## SET EXERCISE
Reproduce the listing below exactly, minus its pictures.

## RECORDS SHOWN

○ ○ ○ ○ ○

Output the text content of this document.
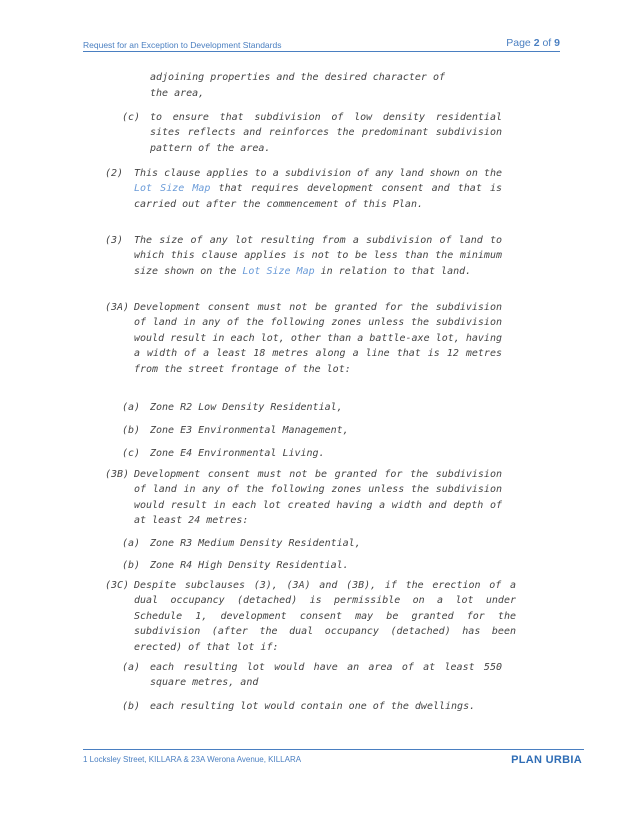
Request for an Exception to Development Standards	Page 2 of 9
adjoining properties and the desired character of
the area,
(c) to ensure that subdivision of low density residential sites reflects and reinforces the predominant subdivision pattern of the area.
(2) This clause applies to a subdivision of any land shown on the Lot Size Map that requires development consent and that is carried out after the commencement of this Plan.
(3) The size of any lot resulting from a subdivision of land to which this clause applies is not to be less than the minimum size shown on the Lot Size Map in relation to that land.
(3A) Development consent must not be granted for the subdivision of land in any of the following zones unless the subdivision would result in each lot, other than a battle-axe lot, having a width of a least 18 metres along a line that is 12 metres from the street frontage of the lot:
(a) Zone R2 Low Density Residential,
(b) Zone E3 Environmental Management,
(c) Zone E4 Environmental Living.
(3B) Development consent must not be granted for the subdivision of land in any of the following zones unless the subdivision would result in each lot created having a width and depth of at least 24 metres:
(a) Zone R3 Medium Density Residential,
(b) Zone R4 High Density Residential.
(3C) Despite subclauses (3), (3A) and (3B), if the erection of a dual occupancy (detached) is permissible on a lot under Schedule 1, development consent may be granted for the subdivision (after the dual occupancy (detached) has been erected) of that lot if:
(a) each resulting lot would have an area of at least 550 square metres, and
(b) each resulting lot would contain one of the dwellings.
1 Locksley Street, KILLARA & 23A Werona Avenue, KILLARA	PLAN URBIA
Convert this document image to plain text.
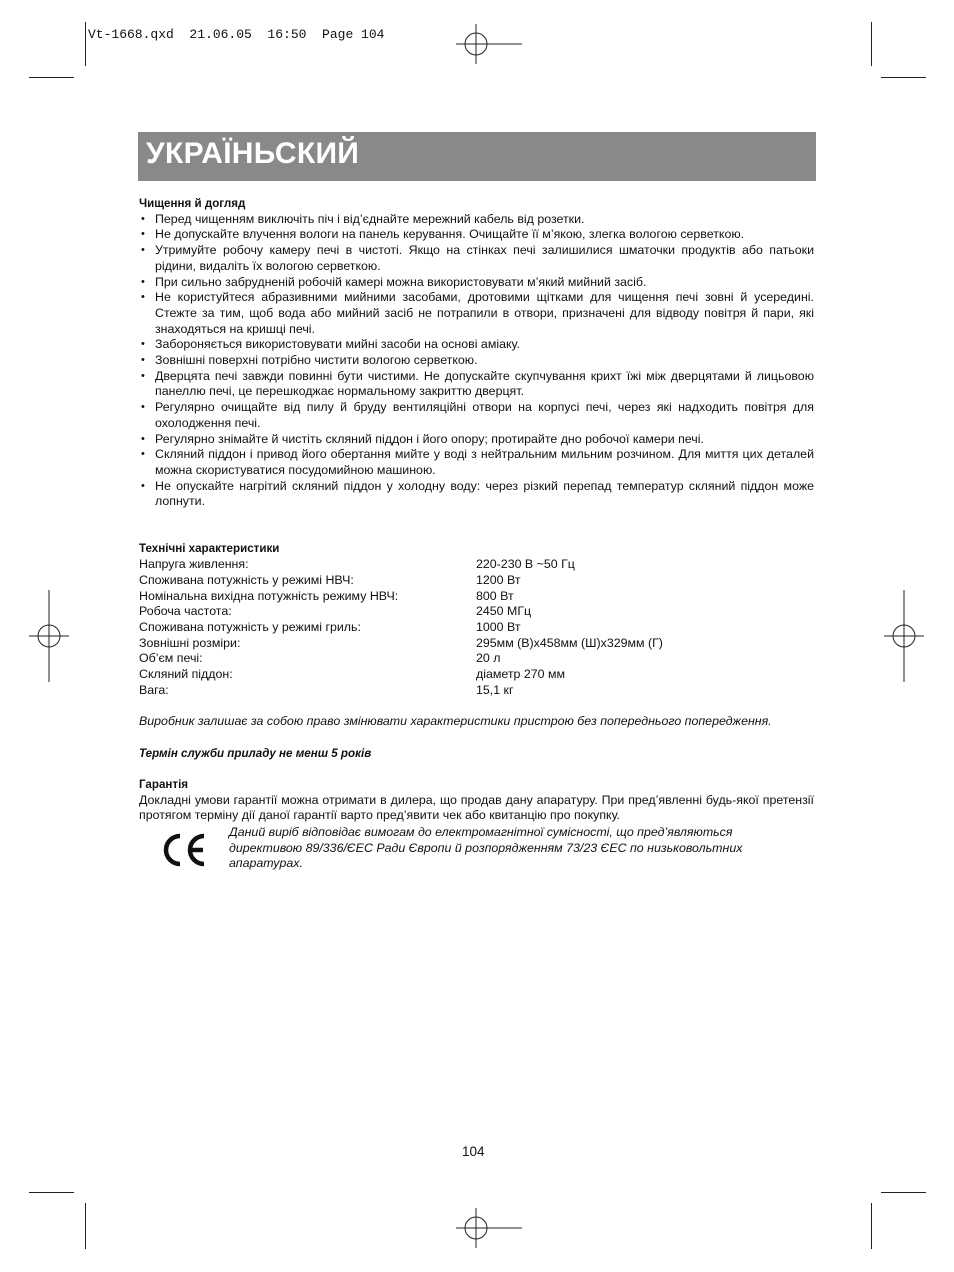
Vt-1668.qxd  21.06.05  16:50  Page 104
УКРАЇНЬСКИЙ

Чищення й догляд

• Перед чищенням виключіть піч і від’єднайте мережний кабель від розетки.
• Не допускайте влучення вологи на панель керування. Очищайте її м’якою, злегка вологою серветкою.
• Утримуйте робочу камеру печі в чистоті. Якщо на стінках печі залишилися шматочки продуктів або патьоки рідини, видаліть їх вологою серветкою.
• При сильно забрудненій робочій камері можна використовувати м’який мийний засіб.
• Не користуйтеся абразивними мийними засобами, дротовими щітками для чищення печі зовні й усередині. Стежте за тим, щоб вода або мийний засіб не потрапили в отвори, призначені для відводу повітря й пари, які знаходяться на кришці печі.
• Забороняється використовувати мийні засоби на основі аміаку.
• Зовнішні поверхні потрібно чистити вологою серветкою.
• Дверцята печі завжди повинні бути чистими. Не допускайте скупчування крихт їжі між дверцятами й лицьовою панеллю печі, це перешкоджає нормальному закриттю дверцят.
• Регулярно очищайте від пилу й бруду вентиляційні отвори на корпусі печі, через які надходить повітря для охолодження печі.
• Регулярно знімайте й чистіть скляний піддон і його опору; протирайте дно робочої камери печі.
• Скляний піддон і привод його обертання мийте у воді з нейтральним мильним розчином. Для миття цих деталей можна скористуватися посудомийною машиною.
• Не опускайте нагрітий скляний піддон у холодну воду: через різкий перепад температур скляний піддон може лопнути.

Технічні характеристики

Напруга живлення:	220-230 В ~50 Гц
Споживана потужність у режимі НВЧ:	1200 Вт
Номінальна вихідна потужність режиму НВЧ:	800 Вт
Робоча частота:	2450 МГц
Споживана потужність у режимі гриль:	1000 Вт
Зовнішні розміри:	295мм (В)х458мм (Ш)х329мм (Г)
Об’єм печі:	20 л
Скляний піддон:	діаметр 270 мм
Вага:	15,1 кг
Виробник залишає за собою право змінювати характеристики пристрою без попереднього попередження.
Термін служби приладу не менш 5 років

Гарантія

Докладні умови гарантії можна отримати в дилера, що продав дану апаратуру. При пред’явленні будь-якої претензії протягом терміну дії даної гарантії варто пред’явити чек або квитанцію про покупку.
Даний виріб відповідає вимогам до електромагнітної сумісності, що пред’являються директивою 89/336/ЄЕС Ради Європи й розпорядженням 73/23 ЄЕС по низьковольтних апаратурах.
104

○ ○ ○ ○ ○

## FULL RESPONSE
Output the text content of this document.
Request for an Exception to Development Standards	Page 2 of 9
adjoining properties and the desired character of
the area,
(c) to ensure that subdivision of low density residential sites reflects and reinforces the predominant subdivision pattern of the area.
(2) This clause applies to a subdivision of any land shown on the Lot Size Map that requires development consent and that is carried out after the commencement of this Plan.
(3) The size of any lot resulting from a subdivision of land to which this clause applies is not to be less than the minimum size shown on the Lot Size Map in relation to that land.
(3A) Development consent must not be granted for the subdivision of land in any of the following zones unless the subdivision would result in each lot, other than a battle-axe lot, having a width of a least 18 metres along a line that is 12 metres from the street frontage of the lot:
(a) Zone R2 Low Density Residential,
(b) Zone E3 Environmental Management,
(c) Zone E4 Environmental Living.
(3B) Development consent must not be granted for the subdivision of land in any of the following zones unless the subdivision would result in each lot created having a width and depth of at least 24 metres:
(a) Zone R3 Medium Density Residential,
(b) Zone R4 High Density Residential.
(3C) Despite subclauses (3), (3A) and (3B), if the erection of a dual occupancy (detached) is permissible on a lot under Schedule 1, development consent may be granted for the subdivision (after the dual occupancy (detached) has been erected) of that lot if:
(a) each resulting lot would have an area of at least 550 square metres, and
(b) each resulting lot would contain one of the dwellings.
1 Locksley Street, KILLARA & 23A Werona Avenue, KILLARA	PLAN URBIA
Convert this document image to plain text.
Vt-1668.qxd  21.06.05  16:50  Page 104
УКРАЇНЬСКИЙ

Чищення й догляд

• Перед чищенням виключіть піч і від’єднайте мережний кабель від розетки.
• Не допускайте влучення вологи на панель керування. Очищайте її м’якою, злегка вологою серветкою.
• Утримуйте робочу камеру печі в чистоті. Якщо на стінках печі залишилися шматочки продуктів або патьоки рідини, видаліть їх вологою серветкою.
• При сильно забрудненій робочій камері можна використовувати м’який мийний засіб.
• Не користуйтеся абразивними мийними засобами, дротовими щітками для чищення печі зовні й усередині. Стежте за тим, щоб вода або мийний засіб не потрапили в отвори, призначені для відводу повітря й пари, які знаходяться на кришці печі.
• Забороняється використовувати мийні засоби на основі аміаку.
• Зовнішні поверхні потрібно чистити вологою серветкою.
• Дверцята печі завжди повинні бути чистими. Не допускайте скупчування крихт їжі між дверцятами й лицьовою панеллю печі, це перешкоджає нормальному закриттю дверцят.
• Регулярно очищайте від пилу й бруду вентиляційні отвори на корпусі печі, через які надходить повітря для охолодження печі.
• Регулярно знімайте й чистіть скляний піддон і його опору; протирайте дно робочої камери печі.
• Скляний піддон і привод його обертання мийте у воді з нейтральним мильним розчином. Для миття цих деталей можна скористуватися посудомийною машиною.
• Не опускайте нагрітий скляний піддон у холодну воду: через різкий перепад температур скляний піддон може лопнути.

Технічні характеристики

Напруга живлення:	220-230 В ~50 Гц
Споживана потужність у режимі НВЧ:	1200 Вт
Номінальна вихідна потужність режиму НВЧ:	800 Вт
Робоча частота:	2450 МГц
Споживана потужність у режимі гриль:	1000 Вт
Зовнішні розміри:	295мм (В)х458мм (Ш)х329мм (Г)
Об’єм печі:	20 л
Скляний піддон:	діаметр 270 мм
Вага:	15,1 кг
Виробник залишає за собою право змінювати характеристики пристрою без попереднього попередження.
Термін служби приладу не менш 5 років

Гарантія

Докладні умови гарантії можна отримати в дилера, що продав дану апаратуру. При пред’явленні будь-якої претензії протягом терміну дії даної гарантії варто пред’явити чек або квитанцію про покупку.
Даний виріб відповідає вимогам до електромагнітної сумісності, що пред’являються директивою 89/336/ЄЕС Ради Європи й розпорядженням 73/23 ЄЕС по низьковольтних апаратурах.
104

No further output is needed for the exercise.